▶ WRITTEN TASK: Transcribe all records exactly.

▶ DATA PROVIDED:
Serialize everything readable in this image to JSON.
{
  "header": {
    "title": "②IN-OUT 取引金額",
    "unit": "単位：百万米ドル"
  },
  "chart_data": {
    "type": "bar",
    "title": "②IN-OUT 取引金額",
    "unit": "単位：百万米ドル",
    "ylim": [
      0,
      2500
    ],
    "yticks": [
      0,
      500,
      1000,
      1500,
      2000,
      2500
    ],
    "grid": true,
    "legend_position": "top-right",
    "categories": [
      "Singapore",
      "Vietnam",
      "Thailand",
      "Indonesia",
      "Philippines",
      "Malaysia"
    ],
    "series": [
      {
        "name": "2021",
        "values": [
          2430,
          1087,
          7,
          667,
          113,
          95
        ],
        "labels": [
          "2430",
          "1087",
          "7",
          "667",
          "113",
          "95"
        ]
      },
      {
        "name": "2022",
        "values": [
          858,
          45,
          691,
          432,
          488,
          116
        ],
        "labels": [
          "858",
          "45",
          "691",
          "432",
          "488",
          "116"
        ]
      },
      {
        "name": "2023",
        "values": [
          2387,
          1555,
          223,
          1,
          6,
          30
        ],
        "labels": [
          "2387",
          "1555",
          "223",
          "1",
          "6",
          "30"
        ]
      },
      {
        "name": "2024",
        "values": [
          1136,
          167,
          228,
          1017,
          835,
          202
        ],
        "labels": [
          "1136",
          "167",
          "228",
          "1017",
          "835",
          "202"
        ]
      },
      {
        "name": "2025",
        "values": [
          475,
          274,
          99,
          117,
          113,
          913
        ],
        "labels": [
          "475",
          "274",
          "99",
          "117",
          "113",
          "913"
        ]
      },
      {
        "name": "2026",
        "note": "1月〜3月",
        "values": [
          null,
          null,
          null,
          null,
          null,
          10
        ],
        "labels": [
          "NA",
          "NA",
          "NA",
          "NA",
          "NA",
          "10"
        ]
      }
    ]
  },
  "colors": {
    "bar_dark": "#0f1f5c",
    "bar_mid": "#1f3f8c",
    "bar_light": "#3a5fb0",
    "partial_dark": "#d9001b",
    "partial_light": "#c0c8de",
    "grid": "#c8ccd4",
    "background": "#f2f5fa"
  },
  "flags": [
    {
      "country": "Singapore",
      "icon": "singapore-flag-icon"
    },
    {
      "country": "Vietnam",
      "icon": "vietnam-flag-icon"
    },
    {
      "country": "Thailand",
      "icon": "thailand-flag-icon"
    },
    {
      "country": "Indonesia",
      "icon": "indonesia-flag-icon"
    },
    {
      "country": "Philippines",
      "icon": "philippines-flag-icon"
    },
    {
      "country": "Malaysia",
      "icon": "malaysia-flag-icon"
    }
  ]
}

▶ TASK RESPONSE:
Serialize everything readable in this image to JSON.
{
  "header": {
    "title": "②IN-OUT 取引金額",
    "unit": "単位：百万米ドル"
  },
  "chart_data": {
    "type": "bar",
    "title": "②IN-OUT 取引金額",
    "unit": "単位：百万米ドル",
    "ylim": [
      0,
      2500
    ],
    "yticks": [
      0,
      500,
      1000,
      1500,
      2000,
      2500
    ],
    "grid": true,
    "legend_position": "top-right",
    "categories": [
      "Singapore",
      "Vietnam",
      "Thailand",
      "Indonesia",
      "Philippines",
      "Malaysia"
    ],
    "series": [
      {
        "name": "2021",
        "values": [
          2430,
          1087,
          7,
          667,
          113,
          95
        ],
        "labels": [
          "2430",
          "1087",
          "7",
          "667",
          "113",
          "95"
        ]
      },
      {
        "name": "2022",
        "values": [
          858,
          45,
          691,
          432,
          488,
          116
        ],
        "labels": [
          "858",
          "45",
          "691",
          "432",
          "488",
          "116"
        ]
      },
      {
        "name": "2023",
        "values": [
          2387,
          1555,
          223,
          1,
          6,
          30
        ],
        "labels": [
          "2387",
          "1555",
          "223",
          "1",
          "6",
          "30"
        ]
      },
      {
        "name": "2024",
        "values": [
          1136,
          167,
          228,
          1017,
          835,
          202
        ],
        "labels": [
          "1136",
          "167",
          "228",
          "1017",
          "835",
          "202"
        ]
      },
      {
        "name": "2025",
        "values": [
          475,
          274,
          99,
          117,
          113,
          913
        ],
        "labels": [
          "475",
          "274",
          "99",
          "117",
          "113",
          "913"
        ]
      },
      {
        "name": "2026",
        "note": "1月〜3月",
        "values": [
          null,
          null,
          null,
          null,
          null,
          10
        ],
        "labels": [
          "NA",
          "NA",
          "NA",
          "NA",
          "NA",
          "10"
        ]
      }
    ]
  },
  "colors": {
    "bar_dark": "#0f1f5c",
    "bar_mid": "#1f3f8c",
    "bar_light": "#3a5fb0",
    "partial_dark": "#d9001b",
    "partial_light": "#c0c8de",
    "grid": "#c8ccd4",
    "background": "#f2f5fa"
  },
  "flags": [
    {
      "country": "Singapore",
      "icon": "singapore-flag-icon"
    },
    {
      "country": "Vietnam",
      "icon": "vietnam-flag-icon"
    },
    {
      "country": "Thailand",
      "icon": "thailand-flag-icon"
    },
    {
      "country": "Indonesia",
      "icon": "indonesia-flag-icon"
    },
    {
      "country": "Philippines",
      "icon": "philippines-flag-icon"
    },
    {
      "country": "Malaysia",
      "icon": "malaysia-flag-icon"
    }
  ]
}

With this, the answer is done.